* [Your instructions]
Locate the word "houses" in the entries below, then gather every line that holds it.

* start Supplied entries *

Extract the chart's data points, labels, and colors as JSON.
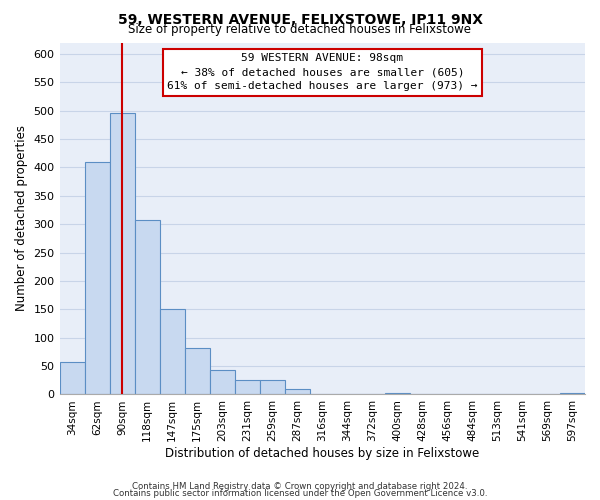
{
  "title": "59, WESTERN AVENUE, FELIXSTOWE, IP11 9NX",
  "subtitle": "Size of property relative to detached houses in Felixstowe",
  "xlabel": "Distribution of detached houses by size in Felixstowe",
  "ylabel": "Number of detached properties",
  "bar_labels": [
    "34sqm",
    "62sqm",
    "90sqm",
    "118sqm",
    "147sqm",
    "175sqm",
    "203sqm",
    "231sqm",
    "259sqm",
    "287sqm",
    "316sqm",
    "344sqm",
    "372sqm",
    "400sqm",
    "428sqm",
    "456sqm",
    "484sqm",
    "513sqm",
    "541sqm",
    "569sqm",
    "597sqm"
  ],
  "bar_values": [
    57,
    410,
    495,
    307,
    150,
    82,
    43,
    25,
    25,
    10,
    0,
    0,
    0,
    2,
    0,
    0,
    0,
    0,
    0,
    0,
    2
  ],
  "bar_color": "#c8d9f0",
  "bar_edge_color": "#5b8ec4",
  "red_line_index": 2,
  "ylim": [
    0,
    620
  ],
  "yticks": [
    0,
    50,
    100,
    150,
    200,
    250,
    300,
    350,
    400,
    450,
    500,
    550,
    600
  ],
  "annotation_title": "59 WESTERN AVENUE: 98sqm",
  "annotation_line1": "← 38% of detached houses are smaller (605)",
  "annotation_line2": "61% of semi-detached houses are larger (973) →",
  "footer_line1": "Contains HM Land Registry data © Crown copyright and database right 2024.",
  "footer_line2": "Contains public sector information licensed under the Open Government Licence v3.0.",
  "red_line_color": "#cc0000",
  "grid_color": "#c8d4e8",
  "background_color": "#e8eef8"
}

* end Supplied entries *
* start Supplied entries *

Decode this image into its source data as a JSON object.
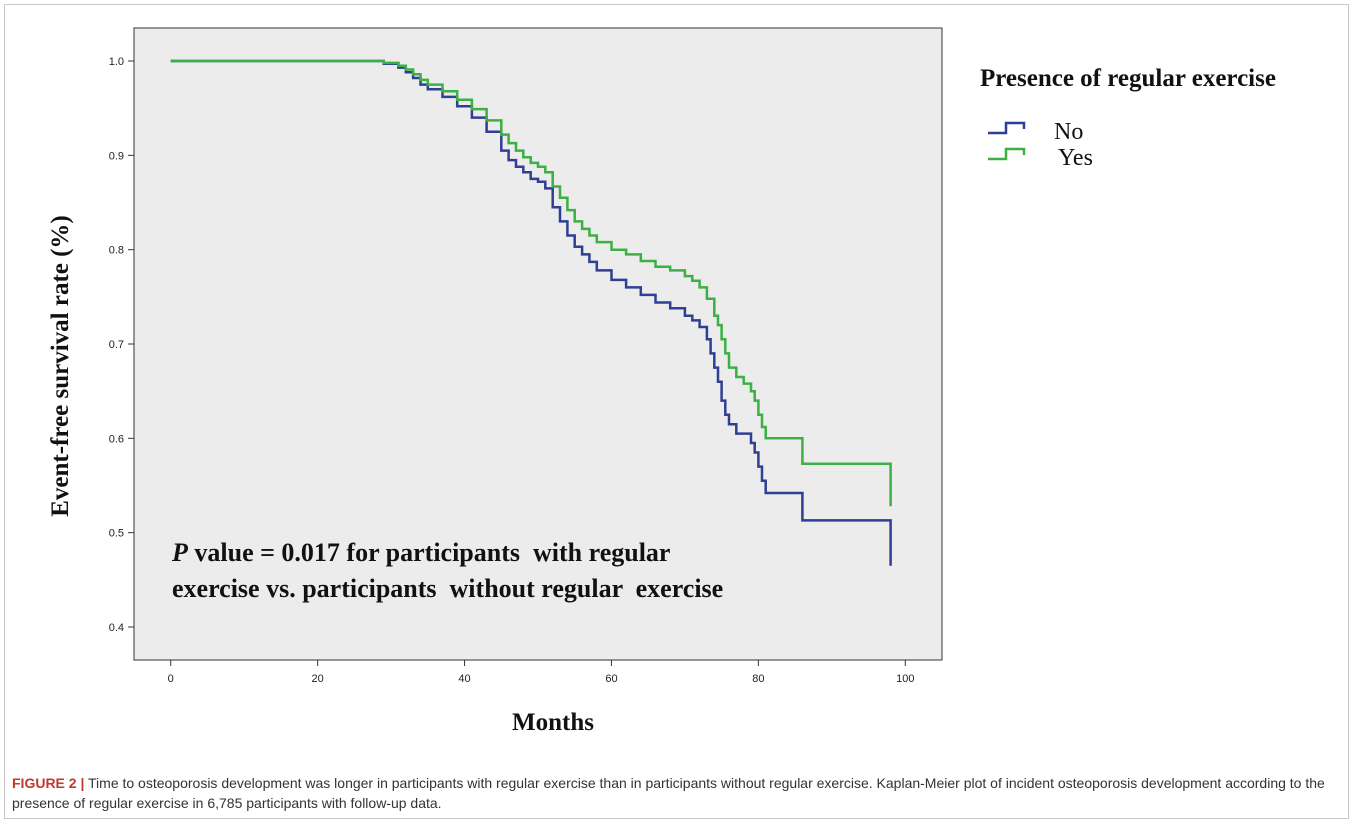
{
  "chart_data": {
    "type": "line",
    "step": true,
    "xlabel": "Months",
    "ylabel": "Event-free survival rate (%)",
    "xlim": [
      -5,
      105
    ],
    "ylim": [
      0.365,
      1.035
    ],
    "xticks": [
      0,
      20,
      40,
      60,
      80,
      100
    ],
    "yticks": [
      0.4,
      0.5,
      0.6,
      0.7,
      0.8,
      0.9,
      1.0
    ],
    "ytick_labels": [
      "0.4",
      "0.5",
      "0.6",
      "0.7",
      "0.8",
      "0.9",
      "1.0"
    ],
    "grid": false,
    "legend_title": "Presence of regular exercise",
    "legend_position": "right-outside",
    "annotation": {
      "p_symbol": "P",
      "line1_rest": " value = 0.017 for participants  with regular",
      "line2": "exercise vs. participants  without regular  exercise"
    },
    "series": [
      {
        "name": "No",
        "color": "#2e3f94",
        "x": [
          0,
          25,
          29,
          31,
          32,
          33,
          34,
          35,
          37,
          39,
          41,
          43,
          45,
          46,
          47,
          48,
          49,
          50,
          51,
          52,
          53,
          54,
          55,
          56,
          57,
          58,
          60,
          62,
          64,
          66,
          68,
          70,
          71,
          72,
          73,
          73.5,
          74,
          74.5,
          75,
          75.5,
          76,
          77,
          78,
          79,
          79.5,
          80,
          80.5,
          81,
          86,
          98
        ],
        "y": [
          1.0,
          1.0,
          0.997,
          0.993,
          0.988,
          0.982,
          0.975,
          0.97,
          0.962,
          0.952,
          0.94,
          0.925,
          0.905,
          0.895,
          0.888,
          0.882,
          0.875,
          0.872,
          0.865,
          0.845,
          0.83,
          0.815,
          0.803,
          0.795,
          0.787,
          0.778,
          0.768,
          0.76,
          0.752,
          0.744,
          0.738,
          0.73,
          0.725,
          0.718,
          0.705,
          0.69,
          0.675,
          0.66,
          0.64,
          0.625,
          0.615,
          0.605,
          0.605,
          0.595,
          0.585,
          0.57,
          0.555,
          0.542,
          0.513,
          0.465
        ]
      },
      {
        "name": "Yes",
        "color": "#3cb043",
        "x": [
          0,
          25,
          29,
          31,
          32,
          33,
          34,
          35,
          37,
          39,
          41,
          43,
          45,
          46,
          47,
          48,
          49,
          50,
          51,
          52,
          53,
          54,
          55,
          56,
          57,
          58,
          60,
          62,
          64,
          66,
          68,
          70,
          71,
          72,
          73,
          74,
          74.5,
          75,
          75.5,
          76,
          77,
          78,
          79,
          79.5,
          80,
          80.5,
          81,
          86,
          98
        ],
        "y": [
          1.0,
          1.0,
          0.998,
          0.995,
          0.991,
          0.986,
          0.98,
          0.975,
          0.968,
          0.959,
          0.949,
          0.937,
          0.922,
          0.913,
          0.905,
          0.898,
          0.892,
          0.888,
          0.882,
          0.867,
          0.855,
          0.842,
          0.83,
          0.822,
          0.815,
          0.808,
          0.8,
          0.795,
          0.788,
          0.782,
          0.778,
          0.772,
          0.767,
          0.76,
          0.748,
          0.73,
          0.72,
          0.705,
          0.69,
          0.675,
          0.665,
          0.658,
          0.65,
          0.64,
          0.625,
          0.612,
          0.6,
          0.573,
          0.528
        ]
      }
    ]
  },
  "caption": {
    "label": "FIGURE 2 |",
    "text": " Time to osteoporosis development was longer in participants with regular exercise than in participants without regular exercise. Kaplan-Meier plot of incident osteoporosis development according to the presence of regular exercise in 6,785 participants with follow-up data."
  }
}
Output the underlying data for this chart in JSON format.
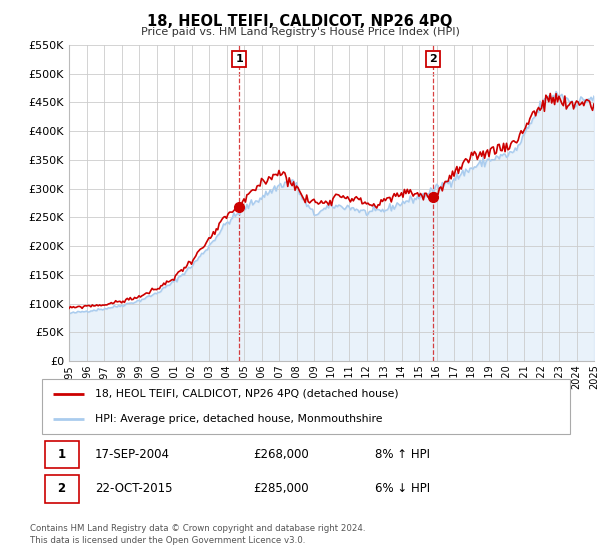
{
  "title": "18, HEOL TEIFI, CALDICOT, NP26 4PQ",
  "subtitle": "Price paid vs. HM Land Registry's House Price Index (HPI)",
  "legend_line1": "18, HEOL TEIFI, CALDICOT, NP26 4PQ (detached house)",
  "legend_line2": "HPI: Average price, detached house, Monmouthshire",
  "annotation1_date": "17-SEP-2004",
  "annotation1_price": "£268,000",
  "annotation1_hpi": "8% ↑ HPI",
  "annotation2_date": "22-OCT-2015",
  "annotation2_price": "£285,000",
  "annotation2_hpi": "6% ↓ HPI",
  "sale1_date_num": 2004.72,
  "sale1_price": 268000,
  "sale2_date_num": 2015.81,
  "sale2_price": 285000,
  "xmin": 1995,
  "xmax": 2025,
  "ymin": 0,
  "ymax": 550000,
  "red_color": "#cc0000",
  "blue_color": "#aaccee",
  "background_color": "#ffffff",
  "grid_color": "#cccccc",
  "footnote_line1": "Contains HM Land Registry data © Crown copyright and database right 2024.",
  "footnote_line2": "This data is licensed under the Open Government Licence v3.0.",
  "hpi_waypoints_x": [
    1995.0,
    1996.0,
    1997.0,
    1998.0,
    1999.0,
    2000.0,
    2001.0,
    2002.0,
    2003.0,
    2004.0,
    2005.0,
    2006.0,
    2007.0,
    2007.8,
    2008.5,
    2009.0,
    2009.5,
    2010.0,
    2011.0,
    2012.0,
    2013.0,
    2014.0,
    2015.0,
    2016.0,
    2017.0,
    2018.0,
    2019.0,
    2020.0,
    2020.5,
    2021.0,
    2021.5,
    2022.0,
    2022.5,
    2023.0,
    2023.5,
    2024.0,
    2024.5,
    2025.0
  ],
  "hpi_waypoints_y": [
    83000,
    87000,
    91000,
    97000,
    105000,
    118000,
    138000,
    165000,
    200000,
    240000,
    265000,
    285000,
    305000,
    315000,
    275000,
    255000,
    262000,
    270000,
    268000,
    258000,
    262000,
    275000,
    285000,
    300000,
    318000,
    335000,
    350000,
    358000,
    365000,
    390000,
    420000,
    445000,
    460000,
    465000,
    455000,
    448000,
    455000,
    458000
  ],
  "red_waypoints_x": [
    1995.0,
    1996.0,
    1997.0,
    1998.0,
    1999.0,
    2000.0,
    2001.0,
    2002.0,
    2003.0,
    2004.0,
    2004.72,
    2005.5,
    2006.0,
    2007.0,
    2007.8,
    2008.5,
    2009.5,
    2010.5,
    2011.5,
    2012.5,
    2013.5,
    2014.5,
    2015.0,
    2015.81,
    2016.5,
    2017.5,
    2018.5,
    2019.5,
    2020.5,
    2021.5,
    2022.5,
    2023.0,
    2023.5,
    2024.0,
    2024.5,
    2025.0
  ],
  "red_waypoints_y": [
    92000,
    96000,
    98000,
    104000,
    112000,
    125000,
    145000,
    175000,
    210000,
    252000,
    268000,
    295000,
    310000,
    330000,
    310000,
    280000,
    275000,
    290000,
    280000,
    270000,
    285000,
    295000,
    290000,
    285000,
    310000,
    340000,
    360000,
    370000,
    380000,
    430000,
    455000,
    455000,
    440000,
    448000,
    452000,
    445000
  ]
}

* end Supplied entries *
* start Supplied entries *

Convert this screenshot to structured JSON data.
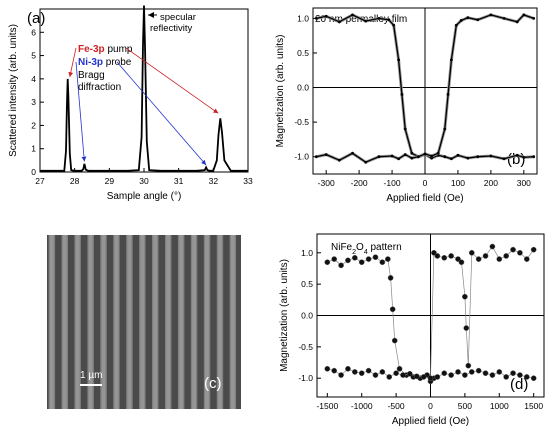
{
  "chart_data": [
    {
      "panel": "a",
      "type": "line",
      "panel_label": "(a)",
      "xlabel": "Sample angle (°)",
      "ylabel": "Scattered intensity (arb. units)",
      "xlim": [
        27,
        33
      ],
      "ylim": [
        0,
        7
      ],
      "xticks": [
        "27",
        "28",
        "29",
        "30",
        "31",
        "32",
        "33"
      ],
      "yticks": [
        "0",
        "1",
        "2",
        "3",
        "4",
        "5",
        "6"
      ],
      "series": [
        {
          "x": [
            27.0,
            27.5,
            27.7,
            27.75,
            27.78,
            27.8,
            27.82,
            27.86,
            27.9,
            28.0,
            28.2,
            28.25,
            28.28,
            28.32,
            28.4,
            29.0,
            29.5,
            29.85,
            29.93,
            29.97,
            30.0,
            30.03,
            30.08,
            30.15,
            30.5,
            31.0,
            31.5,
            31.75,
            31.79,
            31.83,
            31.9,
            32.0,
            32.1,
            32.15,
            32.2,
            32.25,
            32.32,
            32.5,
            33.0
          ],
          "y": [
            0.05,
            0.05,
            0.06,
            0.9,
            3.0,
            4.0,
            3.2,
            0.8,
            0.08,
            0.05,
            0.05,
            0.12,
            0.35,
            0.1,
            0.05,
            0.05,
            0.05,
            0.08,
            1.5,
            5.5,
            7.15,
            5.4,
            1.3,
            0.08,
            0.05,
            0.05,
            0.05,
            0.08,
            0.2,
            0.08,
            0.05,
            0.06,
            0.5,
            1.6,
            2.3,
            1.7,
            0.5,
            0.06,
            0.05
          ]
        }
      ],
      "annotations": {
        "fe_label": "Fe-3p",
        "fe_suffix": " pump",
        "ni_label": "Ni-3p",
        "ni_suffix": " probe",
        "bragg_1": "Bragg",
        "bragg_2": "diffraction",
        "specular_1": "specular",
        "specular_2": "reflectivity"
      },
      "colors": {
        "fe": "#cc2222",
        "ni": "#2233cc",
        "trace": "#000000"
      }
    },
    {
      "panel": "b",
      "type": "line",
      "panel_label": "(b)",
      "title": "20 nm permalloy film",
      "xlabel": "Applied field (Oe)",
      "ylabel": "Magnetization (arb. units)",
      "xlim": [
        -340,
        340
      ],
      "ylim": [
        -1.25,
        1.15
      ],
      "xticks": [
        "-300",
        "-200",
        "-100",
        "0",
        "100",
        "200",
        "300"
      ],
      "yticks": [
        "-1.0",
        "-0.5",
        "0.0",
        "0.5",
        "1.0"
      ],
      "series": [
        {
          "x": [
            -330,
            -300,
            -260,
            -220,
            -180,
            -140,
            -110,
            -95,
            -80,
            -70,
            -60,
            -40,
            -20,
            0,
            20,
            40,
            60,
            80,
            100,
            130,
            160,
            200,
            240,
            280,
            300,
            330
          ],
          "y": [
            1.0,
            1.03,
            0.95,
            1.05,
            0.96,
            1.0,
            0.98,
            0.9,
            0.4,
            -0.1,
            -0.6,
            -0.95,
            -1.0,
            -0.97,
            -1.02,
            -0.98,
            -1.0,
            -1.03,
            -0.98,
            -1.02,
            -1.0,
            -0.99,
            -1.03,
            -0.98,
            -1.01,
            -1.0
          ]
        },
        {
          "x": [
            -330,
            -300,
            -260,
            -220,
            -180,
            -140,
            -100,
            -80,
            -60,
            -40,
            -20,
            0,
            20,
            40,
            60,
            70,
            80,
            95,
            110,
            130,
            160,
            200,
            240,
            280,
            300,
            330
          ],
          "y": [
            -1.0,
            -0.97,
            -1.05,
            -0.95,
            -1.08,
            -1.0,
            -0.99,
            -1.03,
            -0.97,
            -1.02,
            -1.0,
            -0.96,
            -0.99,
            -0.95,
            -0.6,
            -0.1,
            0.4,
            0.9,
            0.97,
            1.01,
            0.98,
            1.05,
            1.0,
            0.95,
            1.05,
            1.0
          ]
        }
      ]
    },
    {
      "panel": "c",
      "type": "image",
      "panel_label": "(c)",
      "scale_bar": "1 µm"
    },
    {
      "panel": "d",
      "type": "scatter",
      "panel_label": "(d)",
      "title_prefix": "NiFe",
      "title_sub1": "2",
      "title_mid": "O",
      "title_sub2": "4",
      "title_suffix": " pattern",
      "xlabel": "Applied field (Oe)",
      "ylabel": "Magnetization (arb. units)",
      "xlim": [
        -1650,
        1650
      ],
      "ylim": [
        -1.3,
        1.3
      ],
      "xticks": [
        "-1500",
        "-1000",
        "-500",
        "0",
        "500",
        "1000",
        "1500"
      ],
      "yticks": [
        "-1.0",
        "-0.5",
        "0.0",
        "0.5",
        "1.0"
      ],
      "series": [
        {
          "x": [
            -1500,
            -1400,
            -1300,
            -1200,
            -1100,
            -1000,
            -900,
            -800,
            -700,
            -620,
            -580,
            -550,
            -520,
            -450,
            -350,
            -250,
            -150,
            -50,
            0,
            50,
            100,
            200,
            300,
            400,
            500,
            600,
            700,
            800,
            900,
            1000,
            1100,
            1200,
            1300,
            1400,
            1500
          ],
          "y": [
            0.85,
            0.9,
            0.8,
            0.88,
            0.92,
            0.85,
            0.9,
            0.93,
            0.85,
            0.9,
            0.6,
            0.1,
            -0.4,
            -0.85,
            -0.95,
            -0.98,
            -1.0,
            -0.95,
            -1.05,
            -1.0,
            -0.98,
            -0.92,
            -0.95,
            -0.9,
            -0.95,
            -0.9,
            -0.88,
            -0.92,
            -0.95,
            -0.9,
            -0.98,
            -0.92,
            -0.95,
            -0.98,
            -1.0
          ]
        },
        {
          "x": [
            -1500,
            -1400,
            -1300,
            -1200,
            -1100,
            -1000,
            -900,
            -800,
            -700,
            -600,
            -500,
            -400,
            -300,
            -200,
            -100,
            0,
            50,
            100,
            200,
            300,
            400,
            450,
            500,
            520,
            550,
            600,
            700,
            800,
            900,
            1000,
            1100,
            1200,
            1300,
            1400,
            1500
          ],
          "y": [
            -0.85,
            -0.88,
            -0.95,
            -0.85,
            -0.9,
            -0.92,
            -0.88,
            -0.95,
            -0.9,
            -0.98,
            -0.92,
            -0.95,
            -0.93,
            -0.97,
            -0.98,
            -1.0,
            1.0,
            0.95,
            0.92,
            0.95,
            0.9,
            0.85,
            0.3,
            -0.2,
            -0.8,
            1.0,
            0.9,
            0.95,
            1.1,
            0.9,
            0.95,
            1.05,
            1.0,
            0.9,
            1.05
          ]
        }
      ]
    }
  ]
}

* end Supplied entries *

* [The reply]
  "subtitle": "Size of property relative to detached houses in Felixstowe",
  "xlabel": "Distribution of detached houses by size in Felixstowe",
  "annotation_line1": "← 38% of detached houses are smaller (605)",
  "annotation_line2": "61% of semi-detached houses are larger (973) →",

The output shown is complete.